▶ _Exercise aim_: All of the data needs to be repeated exactly.
* begin Stored records *
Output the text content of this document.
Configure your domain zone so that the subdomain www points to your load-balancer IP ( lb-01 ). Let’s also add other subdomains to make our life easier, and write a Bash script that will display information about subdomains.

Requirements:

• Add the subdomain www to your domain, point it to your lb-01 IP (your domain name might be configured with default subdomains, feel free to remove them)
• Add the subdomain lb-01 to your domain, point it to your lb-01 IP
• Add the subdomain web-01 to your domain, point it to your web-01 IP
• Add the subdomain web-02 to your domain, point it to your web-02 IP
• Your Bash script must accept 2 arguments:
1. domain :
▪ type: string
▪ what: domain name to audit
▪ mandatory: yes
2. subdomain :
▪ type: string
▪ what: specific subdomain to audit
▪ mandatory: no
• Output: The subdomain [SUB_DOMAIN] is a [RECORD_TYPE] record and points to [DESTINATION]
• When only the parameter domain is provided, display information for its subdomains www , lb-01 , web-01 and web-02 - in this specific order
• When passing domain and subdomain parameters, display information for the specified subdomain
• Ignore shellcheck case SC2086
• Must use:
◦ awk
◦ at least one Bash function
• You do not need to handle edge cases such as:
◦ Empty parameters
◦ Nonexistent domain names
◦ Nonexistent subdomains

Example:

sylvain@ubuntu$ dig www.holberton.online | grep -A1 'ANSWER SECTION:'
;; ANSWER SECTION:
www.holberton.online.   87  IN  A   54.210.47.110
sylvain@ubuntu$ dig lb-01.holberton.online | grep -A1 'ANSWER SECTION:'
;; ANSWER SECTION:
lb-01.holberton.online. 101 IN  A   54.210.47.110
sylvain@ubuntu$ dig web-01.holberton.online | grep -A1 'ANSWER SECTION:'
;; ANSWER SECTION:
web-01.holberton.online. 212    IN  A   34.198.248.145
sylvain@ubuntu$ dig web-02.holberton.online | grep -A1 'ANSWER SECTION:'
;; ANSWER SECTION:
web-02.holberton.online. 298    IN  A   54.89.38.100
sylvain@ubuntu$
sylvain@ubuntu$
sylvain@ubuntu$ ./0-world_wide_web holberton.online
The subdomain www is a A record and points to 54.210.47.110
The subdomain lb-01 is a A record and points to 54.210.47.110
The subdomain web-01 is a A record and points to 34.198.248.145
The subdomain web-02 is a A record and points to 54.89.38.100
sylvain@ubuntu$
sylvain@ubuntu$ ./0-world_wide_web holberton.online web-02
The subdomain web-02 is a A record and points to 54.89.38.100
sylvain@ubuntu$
* end Stored records *
▶ _Complete answer_:
Output the text content of this document.
Configure your domain zone so that the subdomain www points to your load-balancer IP ( lb-01 ). Let’s also add other subdomains to make our life easier, and write a Bash script that will display information about subdomains.

Requirements:

• Add the subdomain www to your domain, point it to your lb-01 IP (your domain name might be configured with default subdomains, feel free to remove them)
• Add the subdomain lb-01 to your domain, point it to your lb-01 IP
• Add the subdomain web-01 to your domain, point it to your web-01 IP
• Add the subdomain web-02 to your domain, point it to your web-02 IP
• Your Bash script must accept 2 arguments:
1. domain :
▪ type: string
▪ what: domain name to audit
▪ mandatory: yes
2. subdomain :
▪ type: string
▪ what: specific subdomain to audit
▪ mandatory: no
• Output: The subdomain [SUB_DOMAIN] is a [RECORD_TYPE] record and points to [DESTINATION]
• When only the parameter domain is provided, display information for its subdomains www , lb-01 , web-01 and web-02 - in this specific order
• When passing domain and subdomain parameters, display information for the specified subdomain
• Ignore shellcheck case SC2086
• Must use:
◦ awk
◦ at least one Bash function
• You do not need to handle edge cases such as:
◦ Empty parameters
◦ Nonexistent domain names
◦ Nonexistent subdomains

Example:

sylvain@ubuntu$ dig www.holberton.online | grep -A1 'ANSWER SECTION:'
;; ANSWER SECTION:
www.holberton.online.   87  IN  A   54.210.47.110
sylvain@ubuntu$ dig lb-01.holberton.online | grep -A1 'ANSWER SECTION:'
;; ANSWER SECTION:
lb-01.holberton.online. 101 IN  A   54.210.47.110
sylvain@ubuntu$ dig web-01.holberton.online | grep -A1 'ANSWER SECTION:'
;; ANSWER SECTION:
web-01.holberton.online. 212    IN  A   34.198.248.145
sylvain@ubuntu$ dig web-02.holberton.online | grep -A1 'ANSWER SECTION:'
;; ANSWER SECTION:
web-02.holberton.online. 298    IN  A   54.89.38.100
sylvain@ubuntu$
sylvain@ubuntu$
sylvain@ubuntu$ ./0-world_wide_web holberton.online
The subdomain www is a A record and points to 54.210.47.110
The subdomain lb-01 is a A record and points to 54.210.47.110
The subdomain web-01 is a A record and points to 34.198.248.145
The subdomain web-02 is a A record and points to 54.89.38.100
sylvain@ubuntu$
sylvain@ubuntu$ ./0-world_wide_web holberton.online web-02
The subdomain web-02 is a A record and points to 54.89.38.100
sylvain@ubuntu$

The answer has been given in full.